--- start GIVEN DATA ---

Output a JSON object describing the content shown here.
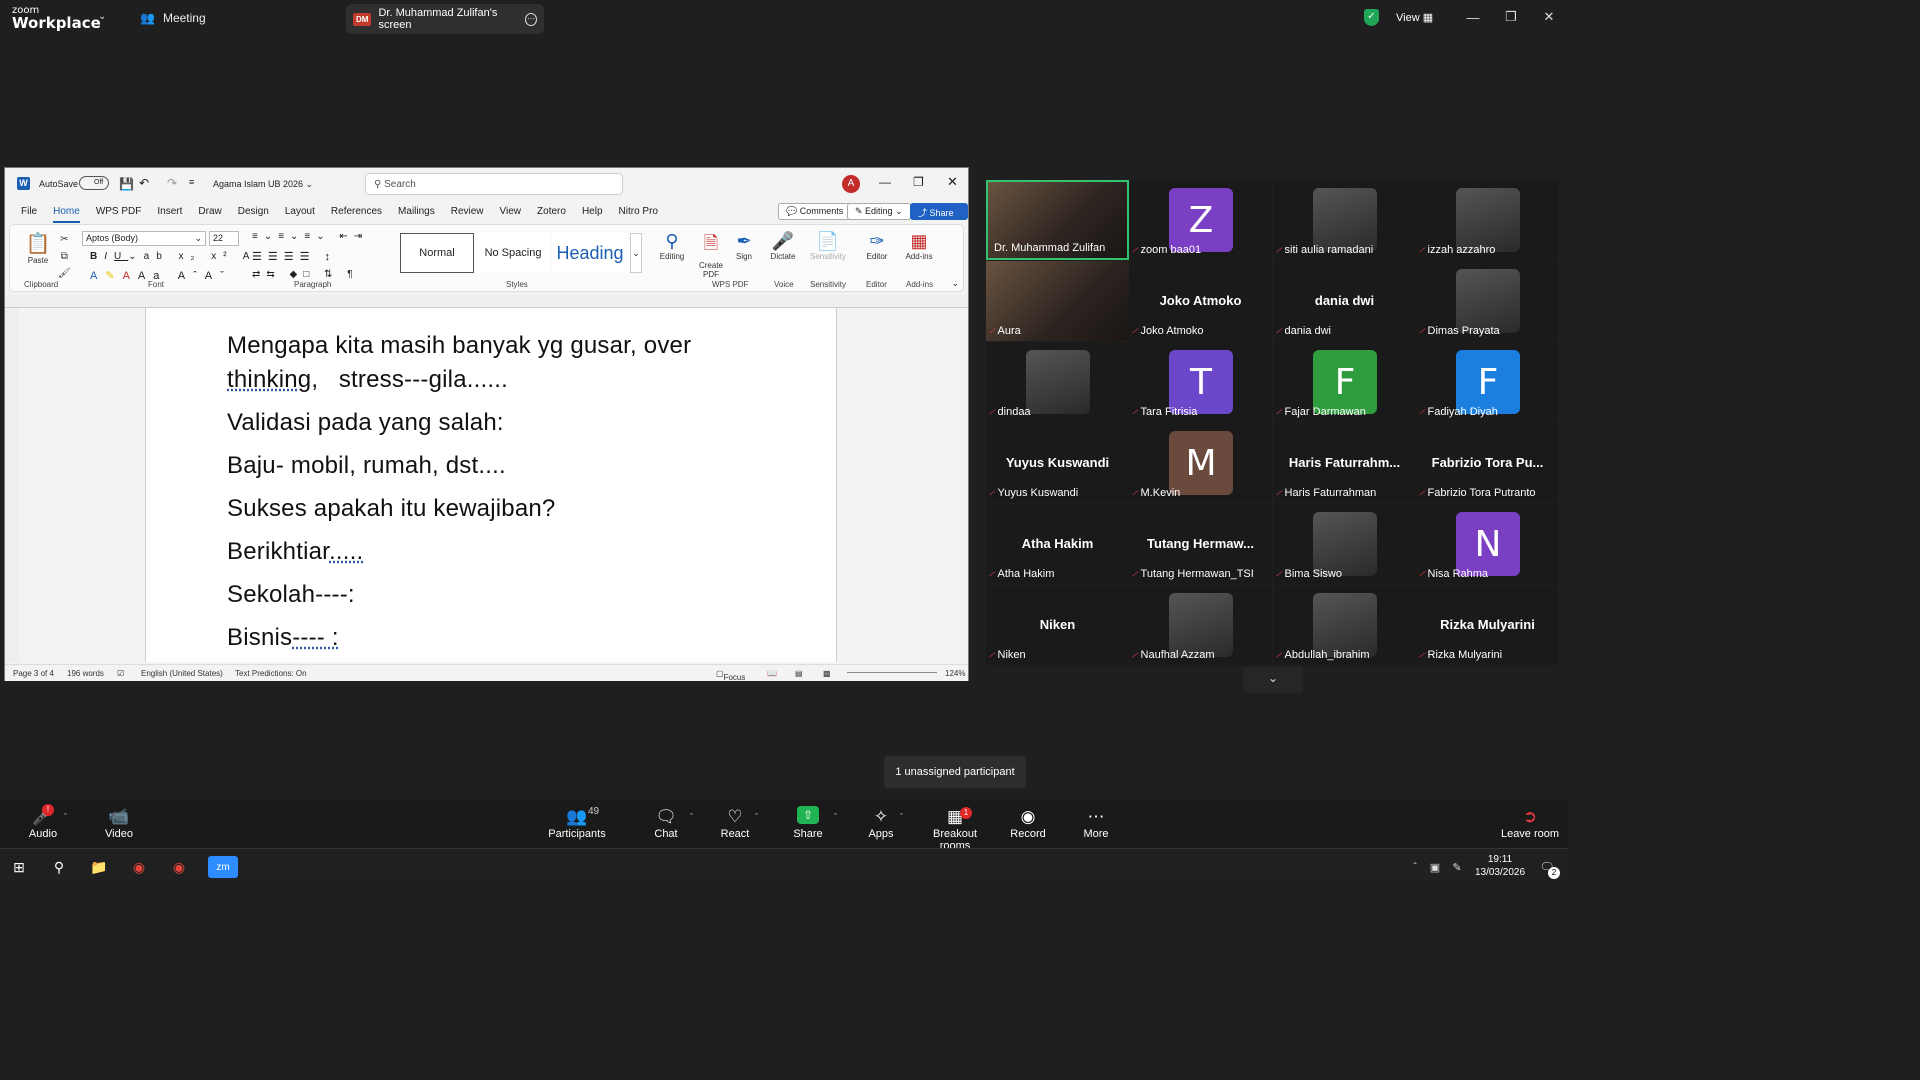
{
  "zoom": {
    "brand_small": "zoom",
    "brand_big": "Workplace",
    "meeting_label": "Meeting",
    "screen_tab": "Dr. Muhammad Zulifan's screen",
    "screen_badge": "DM",
    "view_label": "View"
  },
  "word": {
    "autosave": "AutoSave",
    "autosave_state": "Off",
    "doc_title": "Agama Islam UB 2026",
    "search_placeholder": "Search",
    "avatar": "A",
    "tabs": [
      "File",
      "Home",
      "WPS PDF",
      "Insert",
      "Draw",
      "Design",
      "Layout",
      "References",
      "Mailings",
      "Review",
      "View",
      "Zotero",
      "Help",
      "Nitro Pro"
    ],
    "comments": "Comments",
    "editing": "Editing",
    "share": "Share",
    "font_name": "Aptos (Body)",
    "font_size": "22",
    "styles": [
      "Normal",
      "No Spacing",
      "Heading"
    ],
    "groups": {
      "clipboard": "Clipboard",
      "font": "Font",
      "paragraph": "Paragraph",
      "styles": "Styles",
      "wps_pdf": "WPS PDF",
      "voice": "Voice",
      "sensitivity": "Sensitivity",
      "editor": "Editor",
      "addins": "Add-ins"
    },
    "buttons": {
      "paste": "Paste",
      "editing": "Editing",
      "create_pdf": "Create PDF",
      "sign": "Sign",
      "dictate": "Dictate",
      "sensitivity": "Sensitivity",
      "editor": "Editor",
      "addins": "Add-ins"
    },
    "document_lines": [
      "Mengapa kita masih banyak yg gusar, over",
      "thinking,",
      "stress---gila......",
      "Validasi pada yang salah:",
      "Baju- mobil, rumah, dst....",
      "Sukses apakah itu kewajiban?",
      "Berikhtiar",
      ".....",
      "Sekolah----:",
      "Bisnis",
      "---- :"
    ],
    "status": {
      "page": "Page 3 of 4",
      "words": "196 words",
      "language": "English (United States)",
      "predictions": "Text Predictions: On",
      "focus": "Focus",
      "zoom": "124%"
    }
  },
  "participants": [
    {
      "name": "Dr. Muhammad Zulifan",
      "type": "video",
      "active": true
    },
    {
      "name": "zoom baa01",
      "type": "avatar",
      "letter": "Z",
      "color": "#7b3fc4"
    },
    {
      "name": "siti aulia ramadani",
      "type": "photo"
    },
    {
      "name": "izzah azzahro",
      "type": "photo"
    },
    {
      "name": "Aura",
      "type": "video"
    },
    {
      "name": "Joko Atmoko",
      "type": "text",
      "big": "Joko Atmoko"
    },
    {
      "name": "dania dwi",
      "type": "text",
      "big": "dania dwi"
    },
    {
      "name": "Dimas Prayata",
      "type": "photo"
    },
    {
      "name": "dindaa",
      "type": "photo"
    },
    {
      "name": "Tara Fitrisia",
      "type": "avatar",
      "letter": "T",
      "color": "#6b47c9"
    },
    {
      "name": "Fajar Darmawan",
      "type": "avatar",
      "letter": "F",
      "color": "#2f9c3e"
    },
    {
      "name": "Fadiyah Diyah",
      "type": "avatar",
      "letter": "F",
      "color": "#1b7fe0"
    },
    {
      "name": "Yuyus Kuswandi",
      "type": "text",
      "big": "Yuyus Kuswandi"
    },
    {
      "name": "M.Kevin",
      "type": "avatar",
      "letter": "M",
      "color": "#6b4a3e"
    },
    {
      "name": "Haris Faturrahman",
      "type": "text",
      "big": "Haris Faturrahm..."
    },
    {
      "name": "Fabrizio Tora Putranto",
      "type": "text",
      "big": "Fabrizio Tora Pu..."
    },
    {
      "name": "Atha Hakim",
      "type": "text",
      "big": "Atha Hakim"
    },
    {
      "name": "Tutang Hermawan_TSI",
      "type": "text",
      "big": "Tutang Hermaw..."
    },
    {
      "name": "Bima Siswo",
      "type": "photo"
    },
    {
      "name": "Nisa Rahma",
      "type": "avatar",
      "letter": "N",
      "color": "#7b3fc4"
    },
    {
      "name": "Niken",
      "type": "text",
      "big": "Niken"
    },
    {
      "name": "Naufhal Azzam",
      "type": "photo"
    },
    {
      "name": "Abdullah_ibrahim",
      "type": "photo"
    },
    {
      "name": "Rizka Mulyarini",
      "type": "text",
      "big": "Rizka Mulyarini"
    }
  ],
  "unassigned": "1 unassigned participant",
  "toolbar": {
    "audio": "Audio",
    "video": "Video",
    "participants": "Participants",
    "participants_count": "49",
    "chat": "Chat",
    "react": "React",
    "share": "Share",
    "apps": "Apps",
    "breakout": "Breakout rooms",
    "breakout_badge": "1",
    "record": "Record",
    "more": "More",
    "leave": "Leave room"
  },
  "taskbar": {
    "time": "19:11",
    "date": "13/03/2026",
    "notif": "2"
  }
}
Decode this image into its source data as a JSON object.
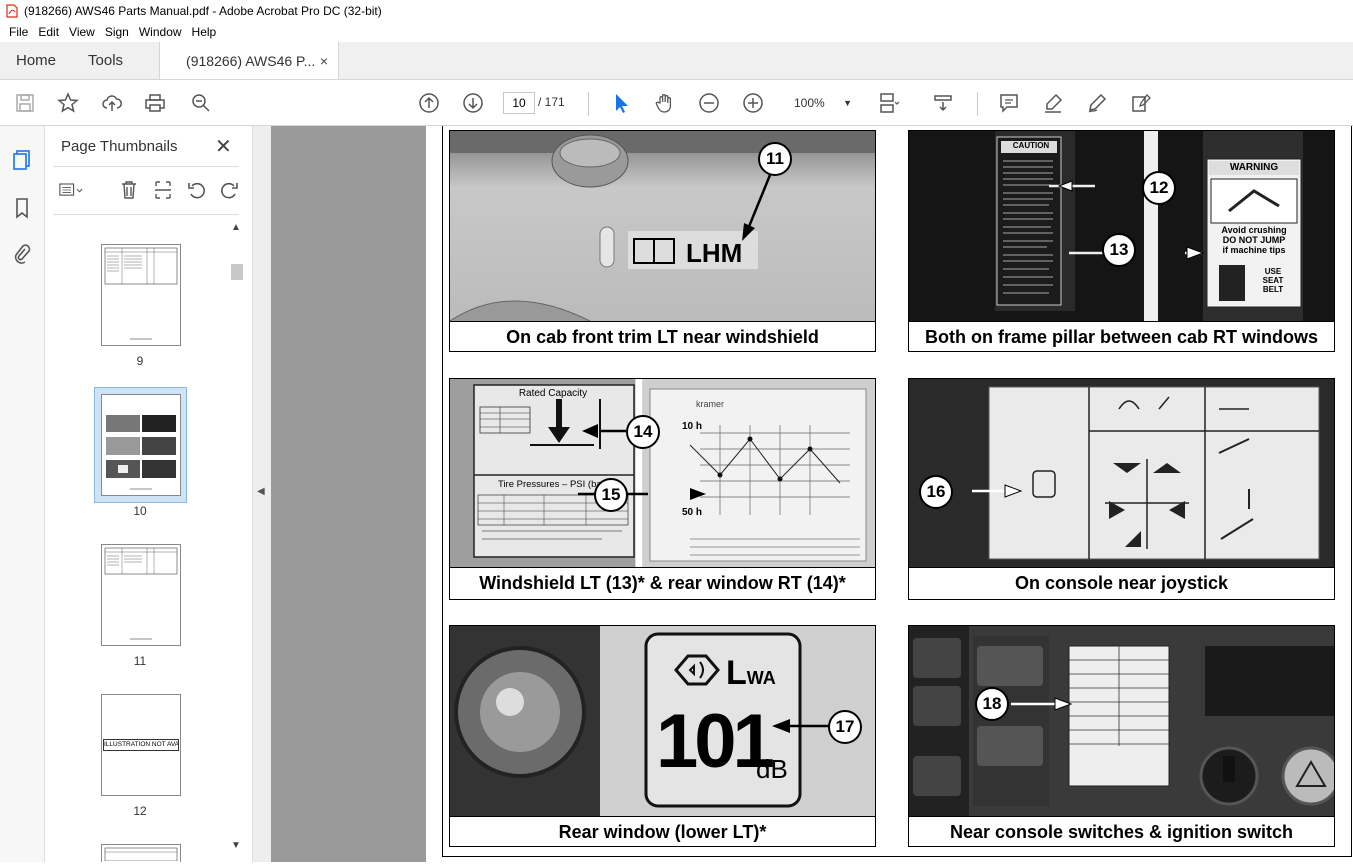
{
  "window": {
    "title": "(918266) AWS46 Parts Manual.pdf - Adobe Acrobat Pro DC (32-bit)"
  },
  "menu": [
    "File",
    "Edit",
    "View",
    "Sign",
    "Window",
    "Help"
  ],
  "tabs": {
    "home": "Home",
    "tools": "Tools",
    "doc": "(918266) AWS46 P...",
    "close": "×"
  },
  "toolbar": {
    "page_current": "10",
    "page_total": "/ 171",
    "zoom": "100%"
  },
  "thumbnails": {
    "title": "Page Thumbnails",
    "close": "✕",
    "pages": [
      {
        "label": "9"
      },
      {
        "label": "10"
      },
      {
        "label": "11"
      },
      {
        "label": "12",
        "text": "ILLUSTRATION NOT AVAILABLE"
      }
    ]
  },
  "figures": [
    {
      "caption": "On cab front trim LT near windshield",
      "callouts": [
        "11"
      ],
      "decal_text": "LHM"
    },
    {
      "caption": "Both on frame pillar between cab RT windows",
      "callouts": [
        "12",
        "13"
      ],
      "decal_text": [
        "CAUTION",
        "WARNING",
        "Avoid crushing",
        "DO NOT JUMP",
        "if machine tips",
        "USE",
        "SEAT",
        "BELT"
      ]
    },
    {
      "caption": "Windshield LT (13)* & rear window RT (14)*",
      "callouts": [
        "14",
        "15"
      ],
      "decal_text": [
        "Rated Capacity",
        "Tire Pressures – PSI (bar)",
        "10 h",
        "50 h",
        "kramer"
      ]
    },
    {
      "caption": "On console near joystick",
      "callouts": [
        "16"
      ]
    },
    {
      "caption": "Rear window (lower LT)*",
      "callouts": [
        "17"
      ],
      "decal_text": [
        "L",
        "WA",
        "101",
        "dB"
      ]
    },
    {
      "caption": "Near console switches & ignition switch",
      "callouts": [
        "18"
      ]
    }
  ],
  "colors": {
    "accent": "#e0281a",
    "toolbar_icon": "#555555",
    "viewer_bg": "#9a9a9a"
  }
}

--- end GIVEN DATA ---

• [DIRECTIONS]
Show each line of the listing that holds the string "Kuswandi".

• [ANSWER IN FULL]
      "name": "Yuyus Kuswandi",
      "big": "Yuyus Kuswandi"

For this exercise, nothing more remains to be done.